Work required: Identify the lines that contain the string "text" and copy all of them.

================================

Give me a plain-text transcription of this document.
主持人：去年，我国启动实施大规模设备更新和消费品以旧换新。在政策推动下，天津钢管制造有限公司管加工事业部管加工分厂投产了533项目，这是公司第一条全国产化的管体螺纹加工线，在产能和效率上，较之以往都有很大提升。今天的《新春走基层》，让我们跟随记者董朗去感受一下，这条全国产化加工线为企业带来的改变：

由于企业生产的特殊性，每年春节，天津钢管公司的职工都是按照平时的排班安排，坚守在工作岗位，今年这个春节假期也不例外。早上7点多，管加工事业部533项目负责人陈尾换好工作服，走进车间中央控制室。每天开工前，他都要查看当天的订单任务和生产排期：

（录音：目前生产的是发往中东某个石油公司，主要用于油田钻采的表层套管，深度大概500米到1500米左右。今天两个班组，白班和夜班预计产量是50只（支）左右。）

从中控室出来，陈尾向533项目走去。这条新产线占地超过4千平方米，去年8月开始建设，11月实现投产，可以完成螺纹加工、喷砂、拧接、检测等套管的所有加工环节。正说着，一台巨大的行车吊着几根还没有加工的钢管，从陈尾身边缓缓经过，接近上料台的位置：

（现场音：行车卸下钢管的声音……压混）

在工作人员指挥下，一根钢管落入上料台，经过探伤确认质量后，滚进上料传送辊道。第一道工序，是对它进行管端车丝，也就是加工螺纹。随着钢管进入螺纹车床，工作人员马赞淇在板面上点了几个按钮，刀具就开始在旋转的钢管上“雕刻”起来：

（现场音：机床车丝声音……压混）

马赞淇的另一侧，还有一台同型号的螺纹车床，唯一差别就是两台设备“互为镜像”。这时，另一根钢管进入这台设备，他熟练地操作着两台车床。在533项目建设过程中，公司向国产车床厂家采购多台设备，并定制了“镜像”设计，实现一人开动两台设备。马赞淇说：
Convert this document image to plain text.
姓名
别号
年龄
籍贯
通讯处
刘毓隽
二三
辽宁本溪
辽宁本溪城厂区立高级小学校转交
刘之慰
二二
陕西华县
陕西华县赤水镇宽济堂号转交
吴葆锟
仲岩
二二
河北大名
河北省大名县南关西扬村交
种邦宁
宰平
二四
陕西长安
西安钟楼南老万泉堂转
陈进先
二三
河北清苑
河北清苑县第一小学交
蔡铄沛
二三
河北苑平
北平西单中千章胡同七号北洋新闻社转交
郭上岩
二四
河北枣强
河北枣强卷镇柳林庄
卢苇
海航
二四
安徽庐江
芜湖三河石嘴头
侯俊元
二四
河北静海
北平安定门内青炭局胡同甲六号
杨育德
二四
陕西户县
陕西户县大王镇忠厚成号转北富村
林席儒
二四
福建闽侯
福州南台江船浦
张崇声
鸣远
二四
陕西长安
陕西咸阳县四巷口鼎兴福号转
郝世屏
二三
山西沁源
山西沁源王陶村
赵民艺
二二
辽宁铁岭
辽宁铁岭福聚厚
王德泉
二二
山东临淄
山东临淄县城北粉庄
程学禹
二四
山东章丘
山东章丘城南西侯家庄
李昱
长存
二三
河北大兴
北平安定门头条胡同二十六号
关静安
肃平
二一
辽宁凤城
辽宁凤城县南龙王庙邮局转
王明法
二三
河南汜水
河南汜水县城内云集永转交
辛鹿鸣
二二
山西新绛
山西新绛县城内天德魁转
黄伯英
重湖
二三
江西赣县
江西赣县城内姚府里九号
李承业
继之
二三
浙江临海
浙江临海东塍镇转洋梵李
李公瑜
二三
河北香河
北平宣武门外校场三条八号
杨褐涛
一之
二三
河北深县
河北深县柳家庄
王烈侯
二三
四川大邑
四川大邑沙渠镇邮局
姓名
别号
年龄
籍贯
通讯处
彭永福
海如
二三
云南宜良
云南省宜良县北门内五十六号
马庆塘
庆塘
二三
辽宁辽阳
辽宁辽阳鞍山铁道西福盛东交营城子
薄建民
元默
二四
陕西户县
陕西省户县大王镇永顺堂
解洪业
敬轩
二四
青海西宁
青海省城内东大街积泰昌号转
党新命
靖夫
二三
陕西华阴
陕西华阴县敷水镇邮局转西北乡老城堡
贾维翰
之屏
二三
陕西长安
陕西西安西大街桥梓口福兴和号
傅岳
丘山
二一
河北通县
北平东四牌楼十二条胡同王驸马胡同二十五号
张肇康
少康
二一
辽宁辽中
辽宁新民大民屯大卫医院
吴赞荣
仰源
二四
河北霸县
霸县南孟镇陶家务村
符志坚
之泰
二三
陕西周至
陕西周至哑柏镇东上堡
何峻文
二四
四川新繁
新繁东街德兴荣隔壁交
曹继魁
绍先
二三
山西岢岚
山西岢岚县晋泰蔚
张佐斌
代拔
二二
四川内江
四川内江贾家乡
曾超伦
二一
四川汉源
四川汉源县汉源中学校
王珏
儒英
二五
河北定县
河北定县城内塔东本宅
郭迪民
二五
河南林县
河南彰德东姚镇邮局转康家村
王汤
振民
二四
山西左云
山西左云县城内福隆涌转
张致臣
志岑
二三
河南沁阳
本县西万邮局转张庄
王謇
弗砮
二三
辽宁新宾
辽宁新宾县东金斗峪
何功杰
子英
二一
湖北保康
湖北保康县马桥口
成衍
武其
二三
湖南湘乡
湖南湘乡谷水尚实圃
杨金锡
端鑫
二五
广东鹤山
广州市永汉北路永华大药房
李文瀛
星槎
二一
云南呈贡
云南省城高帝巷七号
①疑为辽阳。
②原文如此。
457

================================

Exercise output:
Give me a plain-text transcription of this document.
Convert this document image to plain text.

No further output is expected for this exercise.